[Saved data entries]
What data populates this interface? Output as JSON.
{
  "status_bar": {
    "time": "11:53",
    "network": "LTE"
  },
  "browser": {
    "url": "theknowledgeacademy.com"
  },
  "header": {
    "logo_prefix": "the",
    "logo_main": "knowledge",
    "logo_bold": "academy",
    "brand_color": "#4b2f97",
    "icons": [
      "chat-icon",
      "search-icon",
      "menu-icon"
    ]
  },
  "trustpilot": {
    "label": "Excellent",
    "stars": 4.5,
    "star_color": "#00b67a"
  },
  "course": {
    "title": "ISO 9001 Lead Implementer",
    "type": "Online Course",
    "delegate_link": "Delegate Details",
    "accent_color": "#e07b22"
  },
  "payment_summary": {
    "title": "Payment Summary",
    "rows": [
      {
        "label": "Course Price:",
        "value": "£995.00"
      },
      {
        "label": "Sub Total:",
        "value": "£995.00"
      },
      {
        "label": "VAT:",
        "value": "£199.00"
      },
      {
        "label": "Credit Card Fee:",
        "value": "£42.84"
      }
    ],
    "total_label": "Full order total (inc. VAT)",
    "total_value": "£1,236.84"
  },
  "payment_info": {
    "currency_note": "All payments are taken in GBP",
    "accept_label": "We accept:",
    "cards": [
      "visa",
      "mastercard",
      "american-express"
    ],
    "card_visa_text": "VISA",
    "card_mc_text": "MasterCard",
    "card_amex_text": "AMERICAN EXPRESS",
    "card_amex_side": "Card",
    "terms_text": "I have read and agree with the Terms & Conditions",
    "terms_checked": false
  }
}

---

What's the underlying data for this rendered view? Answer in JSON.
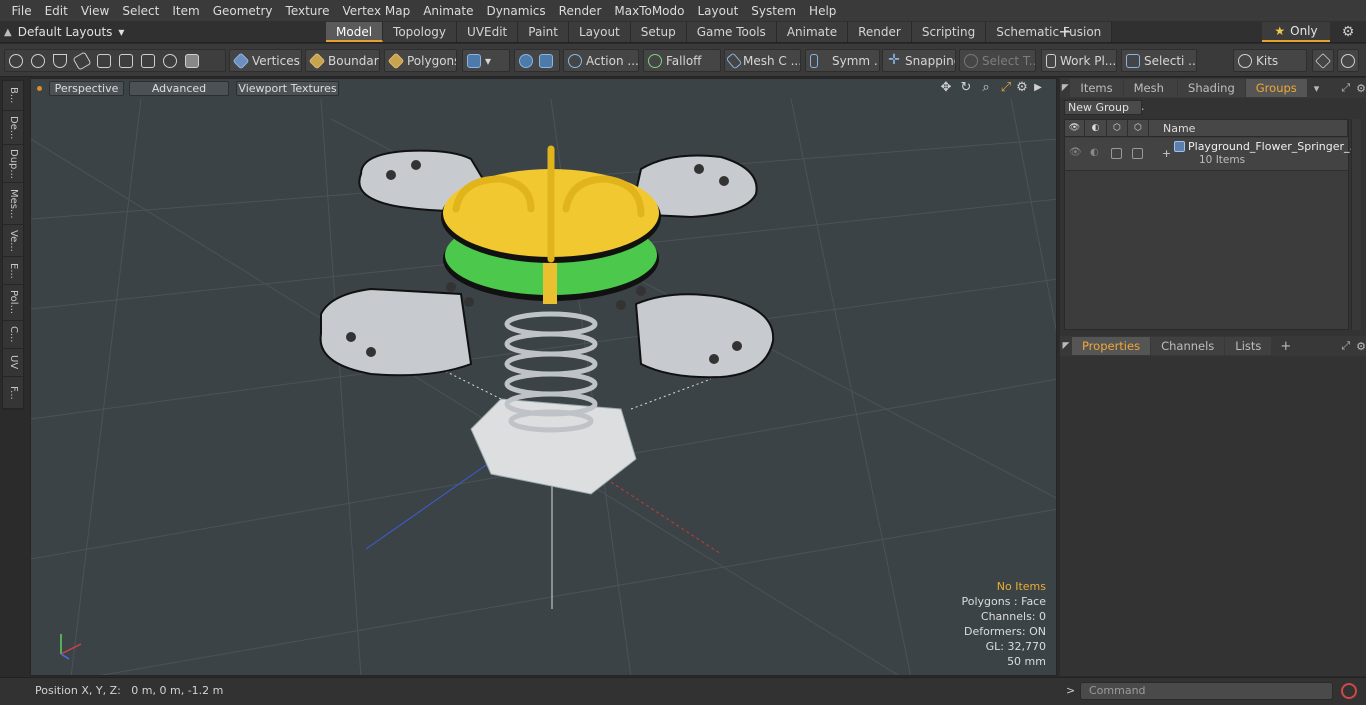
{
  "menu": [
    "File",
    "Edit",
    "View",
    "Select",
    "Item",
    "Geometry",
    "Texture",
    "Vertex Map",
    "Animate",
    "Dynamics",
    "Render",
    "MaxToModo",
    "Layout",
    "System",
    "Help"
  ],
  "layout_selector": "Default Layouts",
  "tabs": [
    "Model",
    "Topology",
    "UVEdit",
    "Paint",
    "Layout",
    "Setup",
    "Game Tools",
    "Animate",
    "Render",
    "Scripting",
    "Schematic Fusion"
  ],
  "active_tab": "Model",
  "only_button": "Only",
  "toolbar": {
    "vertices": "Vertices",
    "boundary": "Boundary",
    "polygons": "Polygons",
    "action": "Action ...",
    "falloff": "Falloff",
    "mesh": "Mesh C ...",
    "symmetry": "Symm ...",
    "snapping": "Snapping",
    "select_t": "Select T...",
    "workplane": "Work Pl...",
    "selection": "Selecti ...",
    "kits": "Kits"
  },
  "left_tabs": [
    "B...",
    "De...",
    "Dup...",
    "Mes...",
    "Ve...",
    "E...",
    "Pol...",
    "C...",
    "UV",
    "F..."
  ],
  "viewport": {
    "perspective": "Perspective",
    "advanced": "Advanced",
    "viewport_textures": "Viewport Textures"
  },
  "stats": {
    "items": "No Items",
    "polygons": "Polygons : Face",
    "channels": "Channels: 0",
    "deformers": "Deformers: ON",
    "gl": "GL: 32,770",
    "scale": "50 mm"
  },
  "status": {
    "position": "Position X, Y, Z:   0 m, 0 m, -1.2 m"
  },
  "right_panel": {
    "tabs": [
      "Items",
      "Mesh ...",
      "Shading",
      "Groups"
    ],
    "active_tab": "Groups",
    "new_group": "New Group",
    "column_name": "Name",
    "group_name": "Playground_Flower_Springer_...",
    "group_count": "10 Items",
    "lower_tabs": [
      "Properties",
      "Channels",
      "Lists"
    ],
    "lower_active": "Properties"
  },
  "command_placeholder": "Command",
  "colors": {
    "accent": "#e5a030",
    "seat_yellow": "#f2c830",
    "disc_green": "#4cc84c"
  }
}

- _Short problem_: Select all lines with the word "What" from the entries above.

- _Response for this exercise_:
What data populates this interface? Output as JSON.
What's the underlying data for this rendered view? Answer in JSON.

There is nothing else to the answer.